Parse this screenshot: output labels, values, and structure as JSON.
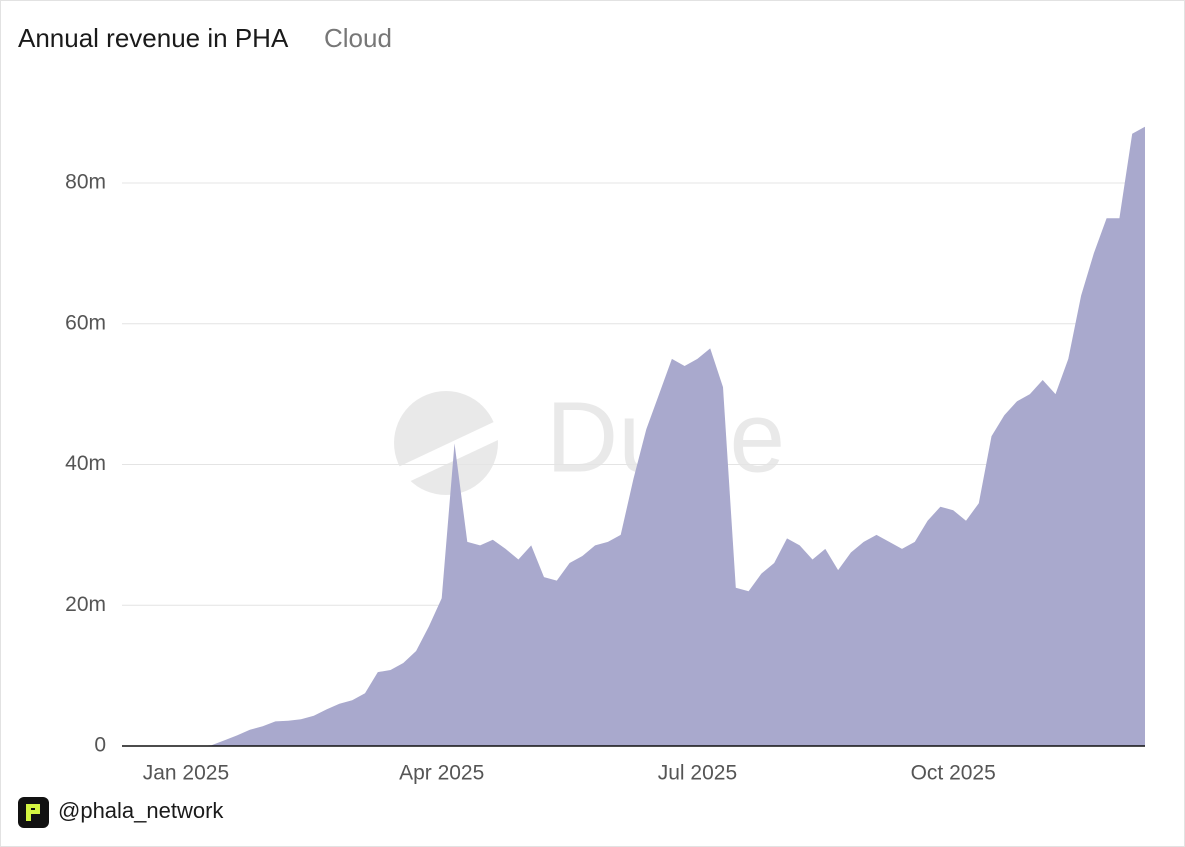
{
  "chart_data": {
    "type": "area",
    "title": "Annual revenue in PHA",
    "subtitle": "Cloud",
    "watermark": "Dune",
    "footer": "@phala_network",
    "categories": [
      null,
      null,
      null,
      null,
      null,
      "Jan 2025",
      null,
      null,
      null,
      null,
      null,
      null,
      null,
      null,
      null,
      null,
      null,
      null,
      null,
      null,
      null,
      null,
      null,
      null,
      null,
      "Apr 2025",
      null,
      null,
      null,
      null,
      null,
      null,
      null,
      null,
      null,
      null,
      null,
      null,
      null,
      null,
      null,
      null,
      null,
      null,
      null,
      "Jul 2025",
      null,
      null,
      null,
      null,
      null,
      null,
      null,
      null,
      null,
      null,
      null,
      null,
      null,
      null,
      null,
      null,
      null,
      null,
      null,
      "Oct 2025",
      null,
      null,
      null,
      null,
      null,
      null,
      null,
      null,
      null,
      null,
      null,
      null,
      null,
      null,
      null
    ],
    "values": [
      0,
      0,
      0,
      0,
      0,
      0,
      0,
      0.1,
      0.8,
      1.5,
      2.3,
      2.8,
      3.5,
      3.6,
      3.8,
      4.3,
      5.2,
      6.0,
      6.5,
      7.5,
      10.5,
      10.8,
      11.8,
      13.5,
      17,
      21,
      43,
      29,
      28.5,
      29.3,
      28,
      26.5,
      28.5,
      24,
      23.5,
      26,
      27,
      28.5,
      29,
      30,
      38,
      45,
      50,
      55,
      54,
      55,
      56.5,
      51,
      22.5,
      22,
      24.5,
      26,
      29.5,
      28.5,
      26.5,
      28,
      25,
      27.5,
      29,
      30,
      29,
      28,
      29,
      32,
      34,
      33.5,
      32,
      34.5,
      44,
      47,
      49,
      50,
      52,
      50,
      55,
      64,
      70,
      75,
      75,
      87,
      88
    ],
    "color": "#a9a9cd",
    "ylim": [
      0,
      93
    ],
    "yticks": [
      0,
      {
        "value": 20,
        "label": "20m"
      },
      {
        "value": 40,
        "label": "40m"
      },
      {
        "value": 60,
        "label": "60m"
      },
      {
        "value": 80,
        "label": "80m"
      }
    ],
    "grid": true
  }
}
------------------------------------------------
* Requirements:
In your copy of the listing above, reproduce each line exactly and omit all pictures.

* Output of the task:
Parse this screenshot: output labels, values, and structure as JSON.
{
  "chart_data": {
    "type": "area",
    "title": "Annual revenue in PHA",
    "subtitle": "Cloud",
    "watermark": "Dune",
    "footer": "@phala_network",
    "categories": [
      null,
      null,
      null,
      null,
      null,
      "Jan 2025",
      null,
      null,
      null,
      null,
      null,
      null,
      null,
      null,
      null,
      null,
      null,
      null,
      null,
      null,
      null,
      null,
      null,
      null,
      null,
      "Apr 2025",
      null,
      null,
      null,
      null,
      null,
      null,
      null,
      null,
      null,
      null,
      null,
      null,
      null,
      null,
      null,
      null,
      null,
      null,
      null,
      "Jul 2025",
      null,
      null,
      null,
      null,
      null,
      null,
      null,
      null,
      null,
      null,
      null,
      null,
      null,
      null,
      null,
      null,
      null,
      null,
      null,
      "Oct 2025",
      null,
      null,
      null,
      null,
      null,
      null,
      null,
      null,
      null,
      null,
      null,
      null,
      null,
      null,
      null
    ],
    "values": [
      0,
      0,
      0,
      0,
      0,
      0,
      0,
      0.1,
      0.8,
      1.5,
      2.3,
      2.8,
      3.5,
      3.6,
      3.8,
      4.3,
      5.2,
      6.0,
      6.5,
      7.5,
      10.5,
      10.8,
      11.8,
      13.5,
      17,
      21,
      43,
      29,
      28.5,
      29.3,
      28,
      26.5,
      28.5,
      24,
      23.5,
      26,
      27,
      28.5,
      29,
      30,
      38,
      45,
      50,
      55,
      54,
      55,
      56.5,
      51,
      22.5,
      22,
      24.5,
      26,
      29.5,
      28.5,
      26.5,
      28,
      25,
      27.5,
      29,
      30,
      29,
      28,
      29,
      32,
      34,
      33.5,
      32,
      34.5,
      44,
      47,
      49,
      50,
      52,
      50,
      55,
      64,
      70,
      75,
      75,
      87,
      88
    ],
    "color": "#a9a9cd",
    "ylim": [
      0,
      93
    ],
    "yticks": [
      0,
      {
        "value": 20,
        "label": "20m"
      },
      {
        "value": 40,
        "label": "40m"
      },
      {
        "value": 60,
        "label": "60m"
      },
      {
        "value": 80,
        "label": "80m"
      }
    ],
    "grid": true
  }
}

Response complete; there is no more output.